Stored entries
* begin *

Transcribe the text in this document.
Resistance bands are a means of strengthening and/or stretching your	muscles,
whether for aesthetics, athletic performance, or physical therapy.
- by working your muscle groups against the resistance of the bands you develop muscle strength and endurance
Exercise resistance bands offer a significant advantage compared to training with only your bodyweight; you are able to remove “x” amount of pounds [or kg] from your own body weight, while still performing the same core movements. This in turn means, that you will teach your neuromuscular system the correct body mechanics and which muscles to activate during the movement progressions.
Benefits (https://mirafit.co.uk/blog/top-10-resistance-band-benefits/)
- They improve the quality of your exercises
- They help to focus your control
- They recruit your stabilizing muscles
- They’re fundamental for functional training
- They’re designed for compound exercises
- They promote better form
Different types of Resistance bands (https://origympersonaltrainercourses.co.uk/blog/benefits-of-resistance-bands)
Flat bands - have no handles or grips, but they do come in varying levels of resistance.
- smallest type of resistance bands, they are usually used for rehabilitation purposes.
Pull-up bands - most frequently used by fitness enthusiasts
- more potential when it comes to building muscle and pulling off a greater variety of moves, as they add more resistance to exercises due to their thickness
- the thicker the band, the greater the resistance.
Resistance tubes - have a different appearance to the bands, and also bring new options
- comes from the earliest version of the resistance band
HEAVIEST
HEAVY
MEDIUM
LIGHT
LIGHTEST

* end *

Work required:
Please quote the data above in full, with no line missing.

Exercise result:
Transcribe the text in this document.
Resistance bands are a means of strengthening and/or stretching your	muscles,
whether for aesthetics, athletic performance, or physical therapy.
- by working your muscle groups against the resistance of the bands you develop muscle strength and endurance
Exercise resistance bands offer a significant advantage compared to training with only your bodyweight; you are able to remove “x” amount of pounds [or kg] from your own body weight, while still performing the same core movements. This in turn means, that you will teach your neuromuscular system the correct body mechanics and which muscles to activate during the movement progressions.
Benefits (https://mirafit.co.uk/blog/top-10-resistance-band-benefits/)
- They improve the quality of your exercises
- They help to focus your control
- They recruit your stabilizing muscles
- They’re fundamental for functional training
- They’re designed for compound exercises
- They promote better form
Different types of Resistance bands (https://origympersonaltrainercourses.co.uk/blog/benefits-of-resistance-bands)
Flat bands - have no handles or grips, but they do come in varying levels of resistance.
- smallest type of resistance bands, they are usually used for rehabilitation purposes.
Pull-up bands - most frequently used by fitness enthusiasts
- more potential when it comes to building muscle and pulling off a greater variety of moves, as they add more resistance to exercises due to their thickness
- the thicker the band, the greater the resistance.
Resistance tubes - have a different appearance to the bands, and also bring new options
- comes from the earliest version of the resistance band
HEAVIEST
HEAVY
MEDIUM
LIGHT
LIGHTEST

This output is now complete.